▶ **Exercise directions**
How many lines in the material below contain the string "name"? Case counts. Reply with only the number.

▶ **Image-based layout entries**
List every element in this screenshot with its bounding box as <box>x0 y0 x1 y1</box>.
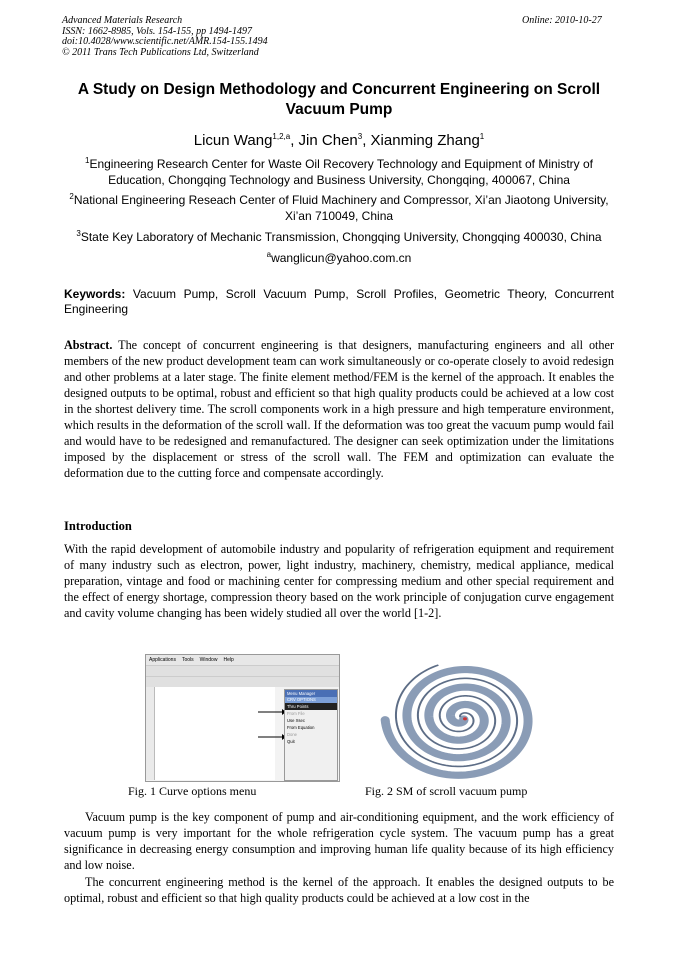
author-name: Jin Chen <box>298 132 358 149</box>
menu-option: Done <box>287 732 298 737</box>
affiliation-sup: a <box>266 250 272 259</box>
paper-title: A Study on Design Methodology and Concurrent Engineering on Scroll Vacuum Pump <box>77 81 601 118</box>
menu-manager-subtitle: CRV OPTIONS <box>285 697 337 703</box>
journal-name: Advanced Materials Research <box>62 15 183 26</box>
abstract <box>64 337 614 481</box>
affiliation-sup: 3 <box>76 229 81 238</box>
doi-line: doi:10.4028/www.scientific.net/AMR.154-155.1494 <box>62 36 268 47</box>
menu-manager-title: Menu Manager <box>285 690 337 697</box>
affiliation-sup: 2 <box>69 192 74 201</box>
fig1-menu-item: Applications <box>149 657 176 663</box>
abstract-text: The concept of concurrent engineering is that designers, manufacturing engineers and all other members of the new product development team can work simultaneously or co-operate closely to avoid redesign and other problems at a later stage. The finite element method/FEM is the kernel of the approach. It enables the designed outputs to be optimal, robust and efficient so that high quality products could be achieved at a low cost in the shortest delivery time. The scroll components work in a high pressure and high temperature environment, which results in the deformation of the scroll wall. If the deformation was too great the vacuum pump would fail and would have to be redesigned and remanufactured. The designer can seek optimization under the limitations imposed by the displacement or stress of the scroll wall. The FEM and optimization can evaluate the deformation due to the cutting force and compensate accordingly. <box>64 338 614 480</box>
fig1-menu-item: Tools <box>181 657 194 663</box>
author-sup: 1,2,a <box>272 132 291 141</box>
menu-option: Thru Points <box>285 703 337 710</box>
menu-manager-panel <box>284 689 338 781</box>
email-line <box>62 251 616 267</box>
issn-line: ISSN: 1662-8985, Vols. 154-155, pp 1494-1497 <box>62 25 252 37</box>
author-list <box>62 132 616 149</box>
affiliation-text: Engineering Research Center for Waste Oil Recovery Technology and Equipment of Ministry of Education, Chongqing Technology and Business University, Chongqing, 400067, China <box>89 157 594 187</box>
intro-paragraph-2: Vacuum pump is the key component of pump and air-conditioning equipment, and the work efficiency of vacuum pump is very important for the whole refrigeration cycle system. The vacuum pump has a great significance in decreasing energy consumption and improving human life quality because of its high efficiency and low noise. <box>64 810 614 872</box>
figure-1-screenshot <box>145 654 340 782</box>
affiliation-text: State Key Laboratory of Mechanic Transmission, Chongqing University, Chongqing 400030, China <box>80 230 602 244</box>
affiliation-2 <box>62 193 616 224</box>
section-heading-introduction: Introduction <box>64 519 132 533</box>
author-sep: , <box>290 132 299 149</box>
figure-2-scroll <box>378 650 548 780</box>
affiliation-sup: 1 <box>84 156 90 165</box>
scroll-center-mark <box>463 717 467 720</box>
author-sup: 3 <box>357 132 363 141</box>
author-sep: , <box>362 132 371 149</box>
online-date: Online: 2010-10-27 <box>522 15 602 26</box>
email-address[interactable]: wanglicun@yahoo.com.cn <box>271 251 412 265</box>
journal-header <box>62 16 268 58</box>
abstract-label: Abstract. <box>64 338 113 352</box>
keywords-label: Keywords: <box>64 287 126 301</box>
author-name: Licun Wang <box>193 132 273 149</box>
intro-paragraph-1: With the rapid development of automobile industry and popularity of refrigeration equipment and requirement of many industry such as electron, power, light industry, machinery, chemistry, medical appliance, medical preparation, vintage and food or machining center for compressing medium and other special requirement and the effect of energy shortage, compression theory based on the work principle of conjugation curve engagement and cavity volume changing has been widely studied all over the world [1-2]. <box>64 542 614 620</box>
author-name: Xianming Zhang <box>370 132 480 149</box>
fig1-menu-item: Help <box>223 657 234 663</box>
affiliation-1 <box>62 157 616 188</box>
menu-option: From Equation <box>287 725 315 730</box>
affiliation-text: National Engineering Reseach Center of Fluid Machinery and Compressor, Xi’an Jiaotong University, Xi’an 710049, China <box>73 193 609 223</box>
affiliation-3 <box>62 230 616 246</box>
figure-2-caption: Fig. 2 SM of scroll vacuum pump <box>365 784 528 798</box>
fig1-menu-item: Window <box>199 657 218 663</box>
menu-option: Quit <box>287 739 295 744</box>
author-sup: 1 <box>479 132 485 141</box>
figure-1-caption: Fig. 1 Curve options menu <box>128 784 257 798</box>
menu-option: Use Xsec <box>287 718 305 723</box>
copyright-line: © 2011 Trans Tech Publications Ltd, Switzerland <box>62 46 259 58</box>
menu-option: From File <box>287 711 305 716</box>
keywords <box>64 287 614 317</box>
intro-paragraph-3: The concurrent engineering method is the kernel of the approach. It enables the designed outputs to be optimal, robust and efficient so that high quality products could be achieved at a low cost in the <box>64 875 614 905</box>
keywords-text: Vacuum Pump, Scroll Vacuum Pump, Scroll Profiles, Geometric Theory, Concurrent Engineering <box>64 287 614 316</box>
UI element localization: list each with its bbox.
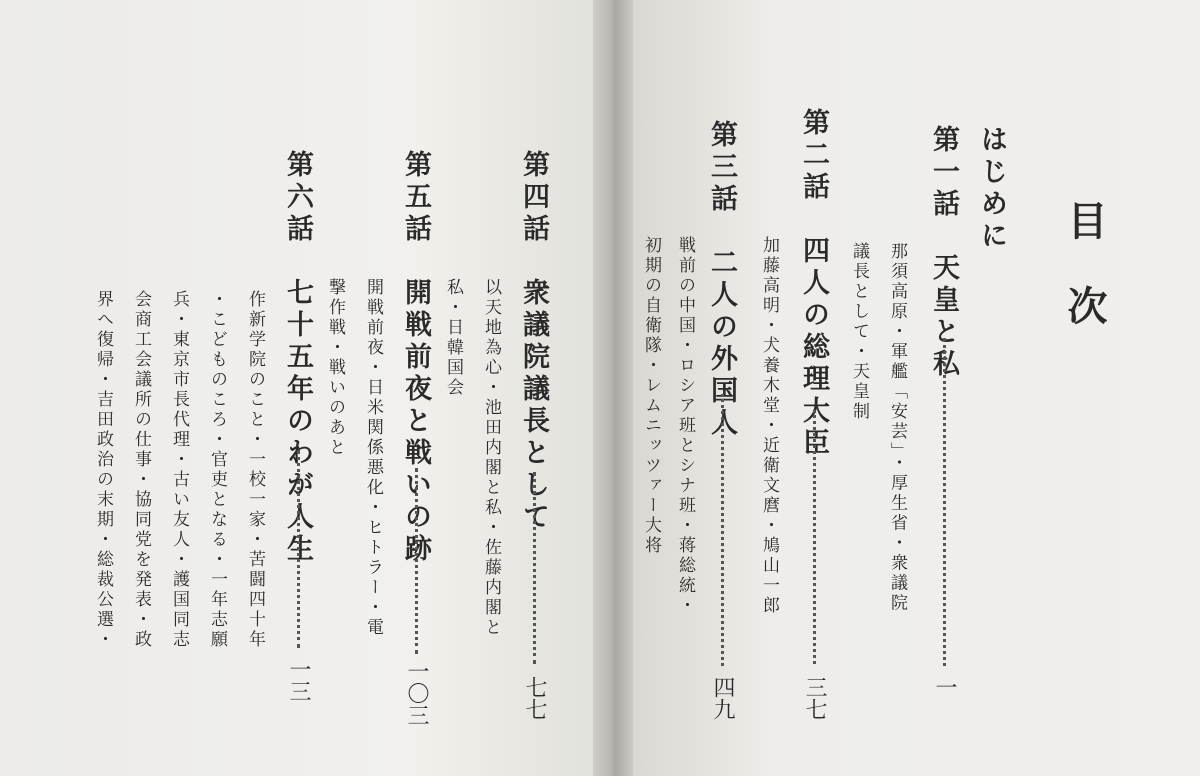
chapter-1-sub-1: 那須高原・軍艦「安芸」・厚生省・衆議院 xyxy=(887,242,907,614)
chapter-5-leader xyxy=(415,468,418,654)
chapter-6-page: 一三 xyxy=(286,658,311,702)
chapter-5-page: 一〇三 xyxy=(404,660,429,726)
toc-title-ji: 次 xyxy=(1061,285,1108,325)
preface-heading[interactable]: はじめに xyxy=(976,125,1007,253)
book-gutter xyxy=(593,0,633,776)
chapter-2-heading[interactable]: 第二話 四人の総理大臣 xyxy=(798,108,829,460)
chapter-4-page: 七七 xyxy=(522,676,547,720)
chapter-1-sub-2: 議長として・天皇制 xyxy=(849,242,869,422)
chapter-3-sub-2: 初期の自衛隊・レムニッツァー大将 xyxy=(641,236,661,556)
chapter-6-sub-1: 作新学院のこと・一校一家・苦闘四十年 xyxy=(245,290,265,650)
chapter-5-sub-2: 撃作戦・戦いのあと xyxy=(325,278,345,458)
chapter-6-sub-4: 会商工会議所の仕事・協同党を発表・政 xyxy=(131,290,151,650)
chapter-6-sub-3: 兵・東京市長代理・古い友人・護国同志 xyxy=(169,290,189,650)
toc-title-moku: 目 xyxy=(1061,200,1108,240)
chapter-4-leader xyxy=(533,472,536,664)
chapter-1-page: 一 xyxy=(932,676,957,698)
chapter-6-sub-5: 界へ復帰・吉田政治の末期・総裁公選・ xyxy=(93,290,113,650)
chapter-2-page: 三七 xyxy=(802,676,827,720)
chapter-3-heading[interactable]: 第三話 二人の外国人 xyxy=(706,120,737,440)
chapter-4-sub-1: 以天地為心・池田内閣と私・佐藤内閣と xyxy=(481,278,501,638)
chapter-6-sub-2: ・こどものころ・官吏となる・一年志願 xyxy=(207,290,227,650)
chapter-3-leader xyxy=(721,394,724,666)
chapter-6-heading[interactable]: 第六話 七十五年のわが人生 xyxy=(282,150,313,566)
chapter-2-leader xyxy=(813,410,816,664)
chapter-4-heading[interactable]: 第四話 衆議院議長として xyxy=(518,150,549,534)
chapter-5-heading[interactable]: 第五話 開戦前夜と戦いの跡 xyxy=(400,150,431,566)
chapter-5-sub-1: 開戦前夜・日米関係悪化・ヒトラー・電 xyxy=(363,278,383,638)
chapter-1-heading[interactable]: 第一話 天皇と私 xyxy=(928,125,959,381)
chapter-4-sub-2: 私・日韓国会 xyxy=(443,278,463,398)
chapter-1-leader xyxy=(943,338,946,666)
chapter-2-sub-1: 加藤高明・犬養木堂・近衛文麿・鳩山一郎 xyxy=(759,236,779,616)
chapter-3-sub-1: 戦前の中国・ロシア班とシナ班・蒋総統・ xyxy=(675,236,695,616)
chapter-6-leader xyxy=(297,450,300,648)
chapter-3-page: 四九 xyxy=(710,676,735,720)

▶ **Solved problem**
4